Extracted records
*****
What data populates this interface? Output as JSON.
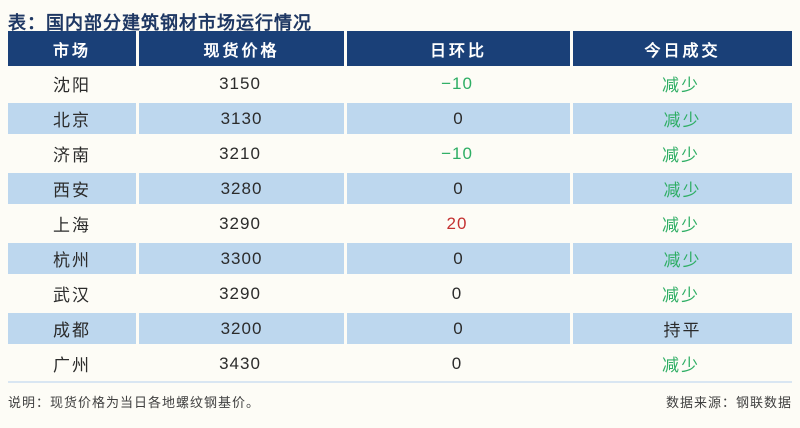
{
  "title": "表：国内部分建筑钢材市场运行情况",
  "table": {
    "columns": [
      "市场",
      "现货价格",
      "日环比",
      "今日成交"
    ],
    "rows": [
      {
        "market": "沈阳",
        "price": "3150",
        "change": "−10",
        "change_color": "green",
        "volume": "减少",
        "volume_color": "green"
      },
      {
        "market": "北京",
        "price": "3130",
        "change": "0",
        "change_color": "neutral",
        "volume": "减少",
        "volume_color": "green"
      },
      {
        "market": "济南",
        "price": "3210",
        "change": "−10",
        "change_color": "green",
        "volume": "减少",
        "volume_color": "green"
      },
      {
        "market": "西安",
        "price": "3280",
        "change": "0",
        "change_color": "neutral",
        "volume": "减少",
        "volume_color": "green"
      },
      {
        "market": "上海",
        "price": "3290",
        "change": "20",
        "change_color": "red",
        "volume": "减少",
        "volume_color": "green"
      },
      {
        "market": "杭州",
        "price": "3300",
        "change": "0",
        "change_color": "neutral",
        "volume": "减少",
        "volume_color": "green"
      },
      {
        "market": "武汉",
        "price": "3290",
        "change": "0",
        "change_color": "neutral",
        "volume": "减少",
        "volume_color": "green"
      },
      {
        "market": "成都",
        "price": "3200",
        "change": "0",
        "change_color": "neutral",
        "volume": "持平",
        "volume_color": "neutral"
      },
      {
        "market": "广州",
        "price": "3430",
        "change": "0",
        "change_color": "neutral",
        "volume": "减少",
        "volume_color": "green"
      }
    ]
  },
  "footer": {
    "note": "说明：现货价格为当日各地螺纹钢基价。",
    "source": "数据来源：钢联数据"
  },
  "colors": {
    "header_bg": "#1a4078",
    "alt_row_bg": "#bdd7ee",
    "title_text": "#1f3864",
    "green": "#2eae64",
    "red": "#c43131",
    "neutral": "#2b2b2b",
    "footer_text": "#404040"
  }
}
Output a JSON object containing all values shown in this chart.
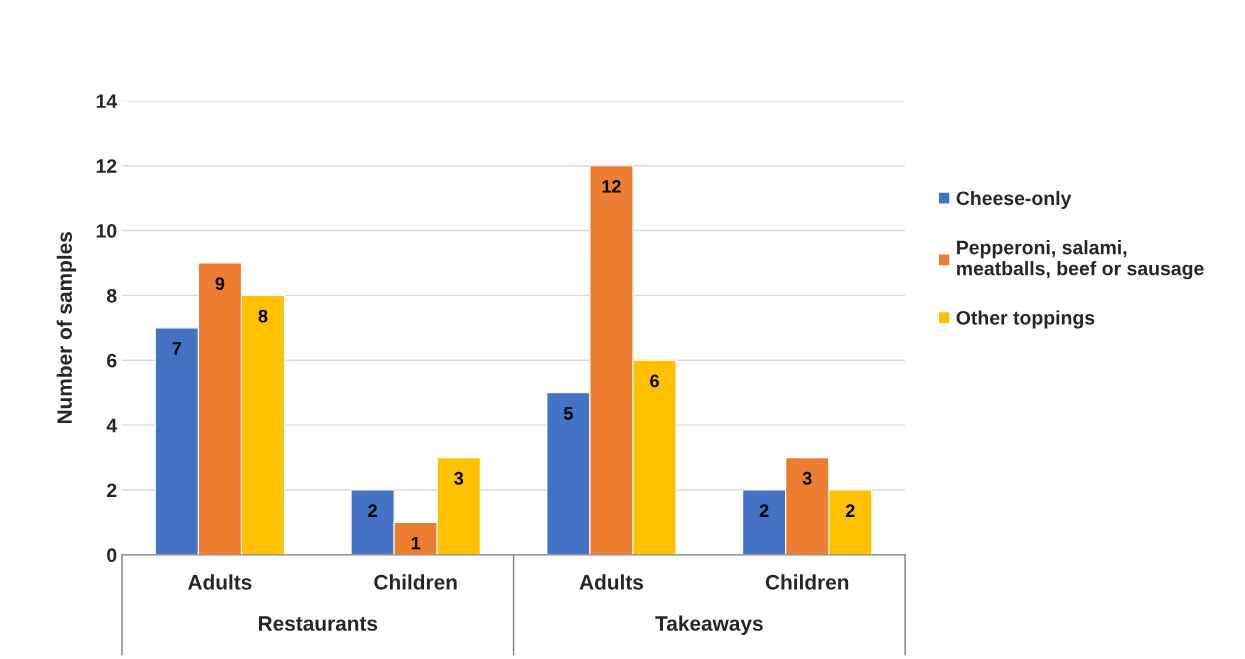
{
  "chart_data": {
    "type": "bar",
    "ylabel": "Number of samples",
    "categories": [
      "Adults",
      "Children",
      "Adults",
      "Children"
    ],
    "annotations": [
      "Restaurants",
      "Takeaways"
    ],
    "series": [
      {
        "name": "Cheese-only",
        "color": "#4472c4",
        "values": [
          7,
          2,
          5,
          2
        ]
      },
      {
        "name": "Pepperoni, salami,\nmeatballs, beef or sausage",
        "color": "#ed7d31",
        "values": [
          9,
          1,
          12,
          3
        ]
      },
      {
        "name": "Other toppings",
        "color": "#ffc000",
        "values": [
          8,
          3,
          6,
          2
        ]
      }
    ],
    "ylim": [
      0,
      14
    ],
    "yticks": [
      0,
      2,
      4,
      6,
      8,
      10,
      12,
      14
    ],
    "grid": "y",
    "legend": "right",
    "data_labels": true
  }
}
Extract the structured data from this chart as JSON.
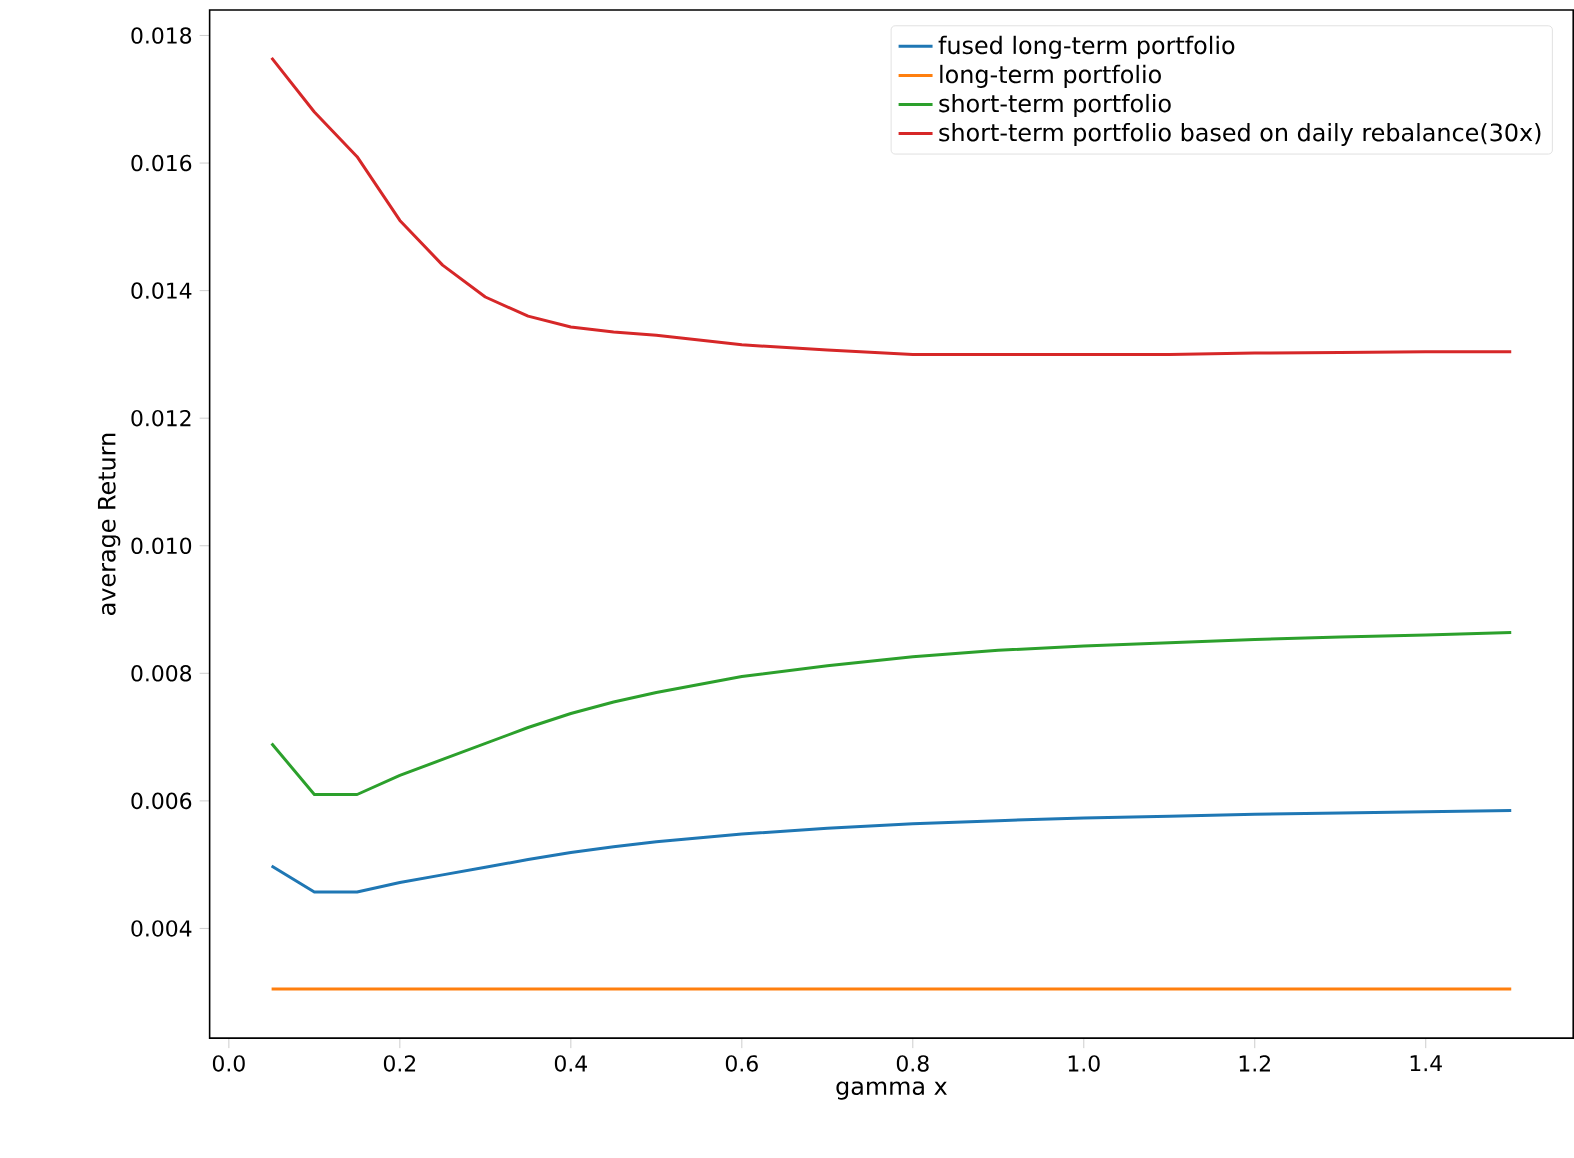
{
  "chart_data": {
    "type": "line",
    "xlabel": "gamma x",
    "ylabel": "average Return",
    "x": [
      0.05,
      0.1,
      0.15,
      0.2,
      0.25,
      0.3,
      0.35,
      0.4,
      0.45,
      0.5,
      0.6,
      0.7,
      0.8,
      0.9,
      1.0,
      1.1,
      1.2,
      1.3,
      1.4,
      1.5
    ],
    "series": [
      {
        "name": "fused long-term portfolio",
        "color": "#1f77b4",
        "values": [
          0.00498,
          0.00457,
          0.00457,
          0.00472,
          0.00484,
          0.00496,
          0.00508,
          0.00519,
          0.00528,
          0.00536,
          0.00548,
          0.00557,
          0.00564,
          0.00569,
          0.00573,
          0.00576,
          0.00579,
          0.00581,
          0.00583,
          0.00585
        ]
      },
      {
        "name": "long-term portfolio",
        "color": "#ff7f0e",
        "values": [
          0.00305,
          0.00305,
          0.00305,
          0.00305,
          0.00305,
          0.00305,
          0.00305,
          0.00305,
          0.00305,
          0.00305,
          0.00305,
          0.00305,
          0.00305,
          0.00305,
          0.00305,
          0.00305,
          0.00305,
          0.00305,
          0.00305,
          0.00305
        ]
      },
      {
        "name": "short-term portfolio",
        "color": "#2ca02c",
        "values": [
          0.0069,
          0.0061,
          0.0061,
          0.0064,
          0.00665,
          0.0069,
          0.00715,
          0.00737,
          0.00755,
          0.0077,
          0.00795,
          0.00812,
          0.00826,
          0.00836,
          0.00843,
          0.00848,
          0.00853,
          0.00857,
          0.0086,
          0.00864
        ]
      },
      {
        "name": "short-term portfolio based on daily rebalance(30x)",
        "color": "#d62728",
        "values": [
          0.01765,
          0.0168,
          0.0161,
          0.0151,
          0.0144,
          0.0139,
          0.0136,
          0.01343,
          0.01335,
          0.0133,
          0.01315,
          0.01307,
          0.013,
          0.013,
          0.013,
          0.013,
          0.01302,
          0.01303,
          0.01304,
          0.01304
        ]
      }
    ],
    "xlim": [
      -0.0225,
      1.5725
    ],
    "ylim": [
      0.00228,
      0.0184
    ],
    "xticks": [
      {
        "value": 0.0,
        "label": "0.0"
      },
      {
        "value": 0.2,
        "label": "0.2"
      },
      {
        "value": 0.4,
        "label": "0.4"
      },
      {
        "value": 0.6,
        "label": "0.6"
      },
      {
        "value": 0.8,
        "label": "0.8"
      },
      {
        "value": 1.0,
        "label": "1.0"
      },
      {
        "value": 1.2,
        "label": "1.2"
      },
      {
        "value": 1.4,
        "label": "1.4"
      }
    ],
    "yticks": [
      {
        "value": 0.004,
        "label": "0.004"
      },
      {
        "value": 0.006,
        "label": "0.006"
      },
      {
        "value": 0.008,
        "label": "0.008"
      },
      {
        "value": 0.01,
        "label": "0.010"
      },
      {
        "value": 0.012,
        "label": "0.012"
      },
      {
        "value": 0.014,
        "label": "0.014"
      },
      {
        "value": 0.016,
        "label": "0.016"
      },
      {
        "value": 0.018,
        "label": "0.018"
      }
    ],
    "grid": false,
    "legend": "top right",
    "marker": "none",
    "line_style": "solid"
  }
}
*****
Task to carry out – Each line above that includes "JSON" should be shown.

Solved exercise –
What data populates this interface? Output as JSON.
Output a JSON object containing all values shown in this chart.
Extract the structured data from this chart as JSON.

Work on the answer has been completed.